* _Aim_: Reproduce the full listing that appears beneath this instruction exactly.

* _Given records_:
■ ■ ■ ■ ■ ■ ■
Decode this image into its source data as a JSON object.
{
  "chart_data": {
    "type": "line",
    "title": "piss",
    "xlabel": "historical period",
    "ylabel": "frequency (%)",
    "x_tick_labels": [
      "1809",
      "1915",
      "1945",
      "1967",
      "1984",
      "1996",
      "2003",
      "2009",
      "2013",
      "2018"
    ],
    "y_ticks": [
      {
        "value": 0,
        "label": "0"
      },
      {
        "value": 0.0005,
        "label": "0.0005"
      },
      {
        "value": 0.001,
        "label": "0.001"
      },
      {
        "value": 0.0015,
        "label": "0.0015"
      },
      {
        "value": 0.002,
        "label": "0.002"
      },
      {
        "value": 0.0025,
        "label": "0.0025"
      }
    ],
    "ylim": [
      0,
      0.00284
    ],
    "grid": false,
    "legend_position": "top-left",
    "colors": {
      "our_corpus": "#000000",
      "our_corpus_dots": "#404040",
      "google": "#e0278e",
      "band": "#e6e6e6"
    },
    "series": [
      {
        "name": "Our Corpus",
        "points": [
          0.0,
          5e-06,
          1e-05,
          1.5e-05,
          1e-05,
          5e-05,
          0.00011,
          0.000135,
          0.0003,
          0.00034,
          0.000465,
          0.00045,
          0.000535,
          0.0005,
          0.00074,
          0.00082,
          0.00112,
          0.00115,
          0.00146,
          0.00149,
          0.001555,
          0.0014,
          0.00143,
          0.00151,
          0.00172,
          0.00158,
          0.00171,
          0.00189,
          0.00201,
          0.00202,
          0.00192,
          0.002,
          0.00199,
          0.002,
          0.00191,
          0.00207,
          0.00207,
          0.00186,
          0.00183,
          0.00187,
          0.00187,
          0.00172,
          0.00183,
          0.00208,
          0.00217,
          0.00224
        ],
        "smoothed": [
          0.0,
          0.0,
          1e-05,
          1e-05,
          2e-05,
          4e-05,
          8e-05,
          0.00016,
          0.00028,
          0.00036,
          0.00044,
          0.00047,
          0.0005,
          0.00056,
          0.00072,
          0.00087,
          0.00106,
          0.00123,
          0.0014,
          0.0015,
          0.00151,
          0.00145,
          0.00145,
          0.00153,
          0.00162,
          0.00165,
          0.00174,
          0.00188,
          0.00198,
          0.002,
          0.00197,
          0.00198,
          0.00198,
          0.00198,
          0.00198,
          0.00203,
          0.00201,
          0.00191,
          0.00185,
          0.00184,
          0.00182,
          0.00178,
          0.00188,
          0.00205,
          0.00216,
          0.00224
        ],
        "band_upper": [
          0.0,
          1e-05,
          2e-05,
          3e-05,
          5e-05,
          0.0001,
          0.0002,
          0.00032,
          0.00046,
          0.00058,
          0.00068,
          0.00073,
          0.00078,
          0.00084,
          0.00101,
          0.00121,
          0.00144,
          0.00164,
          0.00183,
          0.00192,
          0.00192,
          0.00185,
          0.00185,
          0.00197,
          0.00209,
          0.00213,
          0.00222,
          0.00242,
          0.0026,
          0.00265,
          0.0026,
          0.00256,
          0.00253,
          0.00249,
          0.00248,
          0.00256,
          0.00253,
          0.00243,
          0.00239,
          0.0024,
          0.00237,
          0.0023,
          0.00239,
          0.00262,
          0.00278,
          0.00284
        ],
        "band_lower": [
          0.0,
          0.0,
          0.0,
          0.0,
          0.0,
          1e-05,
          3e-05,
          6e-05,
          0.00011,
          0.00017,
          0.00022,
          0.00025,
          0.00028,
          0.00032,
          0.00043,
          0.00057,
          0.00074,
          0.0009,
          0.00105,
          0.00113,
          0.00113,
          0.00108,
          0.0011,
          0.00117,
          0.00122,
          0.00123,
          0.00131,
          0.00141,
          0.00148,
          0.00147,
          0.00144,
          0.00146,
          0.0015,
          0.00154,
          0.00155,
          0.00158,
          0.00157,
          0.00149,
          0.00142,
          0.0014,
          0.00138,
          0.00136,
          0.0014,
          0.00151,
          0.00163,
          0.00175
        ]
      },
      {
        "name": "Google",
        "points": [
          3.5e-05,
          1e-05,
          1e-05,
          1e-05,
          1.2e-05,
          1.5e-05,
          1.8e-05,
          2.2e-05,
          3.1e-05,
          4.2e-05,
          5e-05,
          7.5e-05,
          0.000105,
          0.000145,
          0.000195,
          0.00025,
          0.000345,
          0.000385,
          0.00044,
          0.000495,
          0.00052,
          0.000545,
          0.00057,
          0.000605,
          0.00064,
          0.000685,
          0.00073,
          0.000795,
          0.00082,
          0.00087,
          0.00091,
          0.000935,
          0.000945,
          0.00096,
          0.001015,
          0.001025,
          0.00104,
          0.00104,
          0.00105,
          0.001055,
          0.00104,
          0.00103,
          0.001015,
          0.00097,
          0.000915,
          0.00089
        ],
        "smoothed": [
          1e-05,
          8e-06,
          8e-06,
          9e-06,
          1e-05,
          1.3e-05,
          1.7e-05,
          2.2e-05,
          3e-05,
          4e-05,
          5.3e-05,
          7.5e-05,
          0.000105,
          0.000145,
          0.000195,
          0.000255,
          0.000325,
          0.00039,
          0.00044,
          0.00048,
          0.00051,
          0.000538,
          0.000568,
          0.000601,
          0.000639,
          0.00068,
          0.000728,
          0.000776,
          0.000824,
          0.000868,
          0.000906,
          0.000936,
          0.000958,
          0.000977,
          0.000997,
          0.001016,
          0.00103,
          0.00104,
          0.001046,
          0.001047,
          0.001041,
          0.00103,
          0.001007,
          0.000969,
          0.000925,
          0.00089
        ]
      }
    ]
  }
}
■ ■ ■ ■ ■ ■ ■
* _Written response_:
Decode this image into its source data as a JSON object.
{
  "chart_data": {
    "type": "line",
    "title": "piss",
    "xlabel": "historical period",
    "ylabel": "frequency (%)",
    "x_tick_labels": [
      "1809",
      "1915",
      "1945",
      "1967",
      "1984",
      "1996",
      "2003",
      "2009",
      "2013",
      "2018"
    ],
    "y_ticks": [
      {
        "value": 0,
        "label": "0"
      },
      {
        "value": 0.0005,
        "label": "0.0005"
      },
      {
        "value": 0.001,
        "label": "0.001"
      },
      {
        "value": 0.0015,
        "label": "0.0015"
      },
      {
        "value": 0.002,
        "label": "0.002"
      },
      {
        "value": 0.0025,
        "label": "0.0025"
      }
    ],
    "ylim": [
      0,
      0.00284
    ],
    "grid": false,
    "legend_position": "top-left",
    "colors": {
      "our_corpus": "#000000",
      "our_corpus_dots": "#404040",
      "google": "#e0278e",
      "band": "#e6e6e6"
    },
    "series": [
      {
        "name": "Our Corpus",
        "points": [
          0.0,
          5e-06,
          1e-05,
          1.5e-05,
          1e-05,
          5e-05,
          0.00011,
          0.000135,
          0.0003,
          0.00034,
          0.000465,
          0.00045,
          0.000535,
          0.0005,
          0.00074,
          0.00082,
          0.00112,
          0.00115,
          0.00146,
          0.00149,
          0.001555,
          0.0014,
          0.00143,
          0.00151,
          0.00172,
          0.00158,
          0.00171,
          0.00189,
          0.00201,
          0.00202,
          0.00192,
          0.002,
          0.00199,
          0.002,
          0.00191,
          0.00207,
          0.00207,
          0.00186,
          0.00183,
          0.00187,
          0.00187,
          0.00172,
          0.00183,
          0.00208,
          0.00217,
          0.00224
        ],
        "smoothed": [
          0.0,
          0.0,
          1e-05,
          1e-05,
          2e-05,
          4e-05,
          8e-05,
          0.00016,
          0.00028,
          0.00036,
          0.00044,
          0.00047,
          0.0005,
          0.00056,
          0.00072,
          0.00087,
          0.00106,
          0.00123,
          0.0014,
          0.0015,
          0.00151,
          0.00145,
          0.00145,
          0.00153,
          0.00162,
          0.00165,
          0.00174,
          0.00188,
          0.00198,
          0.002,
          0.00197,
          0.00198,
          0.00198,
          0.00198,
          0.00198,
          0.00203,
          0.00201,
          0.00191,
          0.00185,
          0.00184,
          0.00182,
          0.00178,
          0.00188,
          0.00205,
          0.00216,
          0.00224
        ],
        "band_upper": [
          0.0,
          1e-05,
          2e-05,
          3e-05,
          5e-05,
          0.0001,
          0.0002,
          0.00032,
          0.00046,
          0.00058,
          0.00068,
          0.00073,
          0.00078,
          0.00084,
          0.00101,
          0.00121,
          0.00144,
          0.00164,
          0.00183,
          0.00192,
          0.00192,
          0.00185,
          0.00185,
          0.00197,
          0.00209,
          0.00213,
          0.00222,
          0.00242,
          0.0026,
          0.00265,
          0.0026,
          0.00256,
          0.00253,
          0.00249,
          0.00248,
          0.00256,
          0.00253,
          0.00243,
          0.00239,
          0.0024,
          0.00237,
          0.0023,
          0.00239,
          0.00262,
          0.00278,
          0.00284
        ],
        "band_lower": [
          0.0,
          0.0,
          0.0,
          0.0,
          0.0,
          1e-05,
          3e-05,
          6e-05,
          0.00011,
          0.00017,
          0.00022,
          0.00025,
          0.00028,
          0.00032,
          0.00043,
          0.00057,
          0.00074,
          0.0009,
          0.00105,
          0.00113,
          0.00113,
          0.00108,
          0.0011,
          0.00117,
          0.00122,
          0.00123,
          0.00131,
          0.00141,
          0.00148,
          0.00147,
          0.00144,
          0.00146,
          0.0015,
          0.00154,
          0.00155,
          0.00158,
          0.00157,
          0.00149,
          0.00142,
          0.0014,
          0.00138,
          0.00136,
          0.0014,
          0.00151,
          0.00163,
          0.00175
        ]
      },
      {
        "name": "Google",
        "points": [
          3.5e-05,
          1e-05,
          1e-05,
          1e-05,
          1.2e-05,
          1.5e-05,
          1.8e-05,
          2.2e-05,
          3.1e-05,
          4.2e-05,
          5e-05,
          7.5e-05,
          0.000105,
          0.000145,
          0.000195,
          0.00025,
          0.000345,
          0.000385,
          0.00044,
          0.000495,
          0.00052,
          0.000545,
          0.00057,
          0.000605,
          0.00064,
          0.000685,
          0.00073,
          0.000795,
          0.00082,
          0.00087,
          0.00091,
          0.000935,
          0.000945,
          0.00096,
          0.001015,
          0.001025,
          0.00104,
          0.00104,
          0.00105,
          0.001055,
          0.00104,
          0.00103,
          0.001015,
          0.00097,
          0.000915,
          0.00089
        ],
        "smoothed": [
          1e-05,
          8e-06,
          8e-06,
          9e-06,
          1e-05,
          1.3e-05,
          1.7e-05,
          2.2e-05,
          3e-05,
          4e-05,
          5.3e-05,
          7.5e-05,
          0.000105,
          0.000145,
          0.000195,
          0.000255,
          0.000325,
          0.00039,
          0.00044,
          0.00048,
          0.00051,
          0.000538,
          0.000568,
          0.000601,
          0.000639,
          0.00068,
          0.000728,
          0.000776,
          0.000824,
          0.000868,
          0.000906,
          0.000936,
          0.000958,
          0.000977,
          0.000997,
          0.001016,
          0.00103,
          0.00104,
          0.001046,
          0.001047,
          0.001041,
          0.00103,
          0.001007,
          0.000969,
          0.000925,
          0.00089
        ]
      }
    ]
  }
}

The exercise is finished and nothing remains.